**WRITTEN PROBLEM**
Copy every line from the material below that holds "sorella".

==== RECORDS SUPPLIED

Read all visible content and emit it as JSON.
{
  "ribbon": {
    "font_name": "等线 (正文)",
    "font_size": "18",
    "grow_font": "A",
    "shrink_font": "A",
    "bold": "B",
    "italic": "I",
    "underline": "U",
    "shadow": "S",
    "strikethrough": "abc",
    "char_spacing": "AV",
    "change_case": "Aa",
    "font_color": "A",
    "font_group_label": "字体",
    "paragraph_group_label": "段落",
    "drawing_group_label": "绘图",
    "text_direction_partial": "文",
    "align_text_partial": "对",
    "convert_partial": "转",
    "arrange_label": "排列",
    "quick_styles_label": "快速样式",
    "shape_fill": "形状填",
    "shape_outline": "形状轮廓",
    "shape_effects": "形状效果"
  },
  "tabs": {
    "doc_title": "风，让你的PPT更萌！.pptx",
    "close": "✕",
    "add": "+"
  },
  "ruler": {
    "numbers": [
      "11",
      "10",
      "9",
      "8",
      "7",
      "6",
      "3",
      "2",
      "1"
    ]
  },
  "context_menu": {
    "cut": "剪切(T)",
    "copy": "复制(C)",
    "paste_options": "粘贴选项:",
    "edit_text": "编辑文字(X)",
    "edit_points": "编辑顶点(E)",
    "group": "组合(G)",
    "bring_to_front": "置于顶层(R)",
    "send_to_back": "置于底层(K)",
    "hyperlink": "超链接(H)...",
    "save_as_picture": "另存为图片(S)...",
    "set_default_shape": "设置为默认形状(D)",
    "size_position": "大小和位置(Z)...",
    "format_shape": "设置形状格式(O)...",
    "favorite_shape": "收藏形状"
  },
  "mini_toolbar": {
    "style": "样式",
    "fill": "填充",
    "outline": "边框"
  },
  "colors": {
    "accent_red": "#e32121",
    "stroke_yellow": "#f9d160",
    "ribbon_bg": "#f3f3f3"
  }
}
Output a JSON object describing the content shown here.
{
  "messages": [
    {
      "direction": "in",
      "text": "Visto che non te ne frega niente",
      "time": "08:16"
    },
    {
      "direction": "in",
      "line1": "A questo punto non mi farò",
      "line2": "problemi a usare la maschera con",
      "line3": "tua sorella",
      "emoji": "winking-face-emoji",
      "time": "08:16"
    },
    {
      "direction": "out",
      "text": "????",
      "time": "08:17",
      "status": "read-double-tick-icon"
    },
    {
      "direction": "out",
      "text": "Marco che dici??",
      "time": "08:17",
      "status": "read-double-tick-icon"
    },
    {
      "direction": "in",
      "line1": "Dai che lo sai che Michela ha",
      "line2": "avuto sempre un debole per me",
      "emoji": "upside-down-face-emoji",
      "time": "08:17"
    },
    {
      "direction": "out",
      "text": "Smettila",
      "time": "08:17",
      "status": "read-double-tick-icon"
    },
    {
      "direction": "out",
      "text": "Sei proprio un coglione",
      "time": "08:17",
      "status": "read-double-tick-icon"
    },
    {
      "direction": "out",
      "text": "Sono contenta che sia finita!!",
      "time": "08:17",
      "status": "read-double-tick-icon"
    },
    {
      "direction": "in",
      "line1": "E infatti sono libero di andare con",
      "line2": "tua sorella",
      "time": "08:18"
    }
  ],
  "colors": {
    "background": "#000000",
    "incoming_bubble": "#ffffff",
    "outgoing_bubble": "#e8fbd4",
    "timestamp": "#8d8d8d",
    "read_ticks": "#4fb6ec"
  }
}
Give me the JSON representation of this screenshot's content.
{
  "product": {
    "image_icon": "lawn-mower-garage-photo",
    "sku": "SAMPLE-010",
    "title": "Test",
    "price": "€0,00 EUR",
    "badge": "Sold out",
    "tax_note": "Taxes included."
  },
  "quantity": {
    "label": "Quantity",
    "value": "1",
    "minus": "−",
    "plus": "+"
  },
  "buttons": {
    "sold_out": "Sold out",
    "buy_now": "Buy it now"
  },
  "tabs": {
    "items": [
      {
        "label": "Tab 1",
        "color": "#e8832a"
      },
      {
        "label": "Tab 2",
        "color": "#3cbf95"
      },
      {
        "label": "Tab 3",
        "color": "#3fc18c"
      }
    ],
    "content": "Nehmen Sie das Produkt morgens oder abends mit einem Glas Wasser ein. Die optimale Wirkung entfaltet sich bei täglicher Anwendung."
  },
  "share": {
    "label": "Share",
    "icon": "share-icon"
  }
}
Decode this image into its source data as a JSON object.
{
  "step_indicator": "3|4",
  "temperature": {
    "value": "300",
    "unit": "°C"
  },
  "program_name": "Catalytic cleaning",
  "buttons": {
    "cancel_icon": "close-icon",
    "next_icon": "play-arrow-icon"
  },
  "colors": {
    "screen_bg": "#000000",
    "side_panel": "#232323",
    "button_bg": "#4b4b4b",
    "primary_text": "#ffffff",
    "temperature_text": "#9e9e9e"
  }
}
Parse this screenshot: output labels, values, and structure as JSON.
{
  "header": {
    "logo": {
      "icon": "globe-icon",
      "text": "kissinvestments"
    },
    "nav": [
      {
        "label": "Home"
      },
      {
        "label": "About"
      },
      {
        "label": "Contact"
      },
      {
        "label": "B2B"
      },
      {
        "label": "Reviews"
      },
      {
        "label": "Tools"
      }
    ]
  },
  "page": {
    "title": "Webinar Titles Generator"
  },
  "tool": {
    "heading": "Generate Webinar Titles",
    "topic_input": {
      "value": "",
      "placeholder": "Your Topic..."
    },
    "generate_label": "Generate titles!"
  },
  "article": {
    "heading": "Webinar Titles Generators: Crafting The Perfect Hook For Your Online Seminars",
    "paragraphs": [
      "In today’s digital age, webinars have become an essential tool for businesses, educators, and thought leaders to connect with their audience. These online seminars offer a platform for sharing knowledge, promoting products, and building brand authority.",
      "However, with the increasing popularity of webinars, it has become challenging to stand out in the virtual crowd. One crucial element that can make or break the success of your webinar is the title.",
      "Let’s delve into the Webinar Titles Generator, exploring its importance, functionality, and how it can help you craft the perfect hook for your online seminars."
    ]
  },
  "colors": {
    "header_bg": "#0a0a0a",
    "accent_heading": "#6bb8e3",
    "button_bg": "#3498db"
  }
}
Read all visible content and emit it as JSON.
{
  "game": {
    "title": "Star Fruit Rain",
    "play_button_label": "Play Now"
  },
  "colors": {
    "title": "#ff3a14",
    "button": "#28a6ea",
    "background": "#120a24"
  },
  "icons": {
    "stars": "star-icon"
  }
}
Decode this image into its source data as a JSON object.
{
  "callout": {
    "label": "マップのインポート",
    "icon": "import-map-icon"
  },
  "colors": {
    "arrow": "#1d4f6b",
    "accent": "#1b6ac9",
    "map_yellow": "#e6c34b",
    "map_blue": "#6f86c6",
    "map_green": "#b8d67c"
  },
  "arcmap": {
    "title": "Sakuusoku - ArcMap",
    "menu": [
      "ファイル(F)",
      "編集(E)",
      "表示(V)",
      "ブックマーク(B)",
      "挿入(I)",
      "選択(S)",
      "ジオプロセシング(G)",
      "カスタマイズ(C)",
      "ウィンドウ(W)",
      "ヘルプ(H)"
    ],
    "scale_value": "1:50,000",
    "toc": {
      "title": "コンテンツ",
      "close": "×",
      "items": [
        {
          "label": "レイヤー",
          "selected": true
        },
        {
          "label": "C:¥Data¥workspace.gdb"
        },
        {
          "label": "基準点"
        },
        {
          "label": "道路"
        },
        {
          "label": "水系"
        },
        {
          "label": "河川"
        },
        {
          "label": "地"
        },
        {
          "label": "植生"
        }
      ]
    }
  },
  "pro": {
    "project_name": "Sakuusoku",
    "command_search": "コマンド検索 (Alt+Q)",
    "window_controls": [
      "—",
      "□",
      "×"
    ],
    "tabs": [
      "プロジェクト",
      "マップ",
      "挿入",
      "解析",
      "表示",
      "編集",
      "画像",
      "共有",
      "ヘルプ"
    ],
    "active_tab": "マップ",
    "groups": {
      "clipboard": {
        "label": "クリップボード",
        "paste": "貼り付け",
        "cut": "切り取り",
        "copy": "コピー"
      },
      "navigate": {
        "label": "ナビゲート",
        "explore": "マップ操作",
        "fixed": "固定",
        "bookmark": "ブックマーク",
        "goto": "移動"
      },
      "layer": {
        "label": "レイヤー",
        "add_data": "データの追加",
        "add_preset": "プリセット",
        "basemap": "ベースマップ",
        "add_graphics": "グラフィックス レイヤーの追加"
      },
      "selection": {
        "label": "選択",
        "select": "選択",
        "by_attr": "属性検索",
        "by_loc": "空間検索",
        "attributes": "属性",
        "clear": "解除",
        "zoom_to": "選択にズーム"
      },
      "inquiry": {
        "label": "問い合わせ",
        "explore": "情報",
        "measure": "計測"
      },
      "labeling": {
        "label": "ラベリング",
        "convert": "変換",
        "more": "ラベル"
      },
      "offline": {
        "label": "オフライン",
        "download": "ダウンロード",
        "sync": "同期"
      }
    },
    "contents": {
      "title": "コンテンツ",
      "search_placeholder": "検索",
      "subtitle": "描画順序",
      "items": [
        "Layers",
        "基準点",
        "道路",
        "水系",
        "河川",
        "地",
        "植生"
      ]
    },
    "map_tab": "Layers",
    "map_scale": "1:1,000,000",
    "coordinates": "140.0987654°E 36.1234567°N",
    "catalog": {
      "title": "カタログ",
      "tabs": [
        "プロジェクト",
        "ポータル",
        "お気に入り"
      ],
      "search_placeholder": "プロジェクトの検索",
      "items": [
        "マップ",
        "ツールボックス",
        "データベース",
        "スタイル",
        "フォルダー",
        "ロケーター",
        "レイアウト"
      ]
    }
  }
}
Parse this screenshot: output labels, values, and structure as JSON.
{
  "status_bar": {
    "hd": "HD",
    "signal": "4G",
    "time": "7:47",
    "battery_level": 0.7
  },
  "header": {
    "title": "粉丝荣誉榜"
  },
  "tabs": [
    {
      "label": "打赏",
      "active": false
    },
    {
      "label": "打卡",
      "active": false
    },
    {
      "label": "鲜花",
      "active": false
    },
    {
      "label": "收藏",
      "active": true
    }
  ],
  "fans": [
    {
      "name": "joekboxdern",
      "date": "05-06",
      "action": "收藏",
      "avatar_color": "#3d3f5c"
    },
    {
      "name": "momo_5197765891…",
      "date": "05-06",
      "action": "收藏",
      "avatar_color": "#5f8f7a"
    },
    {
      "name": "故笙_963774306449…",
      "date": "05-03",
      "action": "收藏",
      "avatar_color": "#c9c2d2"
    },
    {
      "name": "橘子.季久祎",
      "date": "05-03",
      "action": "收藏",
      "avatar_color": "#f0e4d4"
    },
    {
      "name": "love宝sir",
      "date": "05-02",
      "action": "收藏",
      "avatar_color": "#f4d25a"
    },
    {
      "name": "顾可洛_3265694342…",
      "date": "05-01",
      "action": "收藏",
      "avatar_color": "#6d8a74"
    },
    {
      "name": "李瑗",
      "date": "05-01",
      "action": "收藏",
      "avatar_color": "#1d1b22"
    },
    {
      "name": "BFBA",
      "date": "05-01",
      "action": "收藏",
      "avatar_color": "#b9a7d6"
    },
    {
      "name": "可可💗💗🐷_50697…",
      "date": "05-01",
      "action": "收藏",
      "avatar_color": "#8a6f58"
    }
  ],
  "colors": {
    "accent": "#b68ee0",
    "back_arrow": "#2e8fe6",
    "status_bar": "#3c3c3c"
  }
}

========

**RESPONSE TO THIS EXERCISE**
      "line3": "tua sorella",
      "line2": "tua sorella",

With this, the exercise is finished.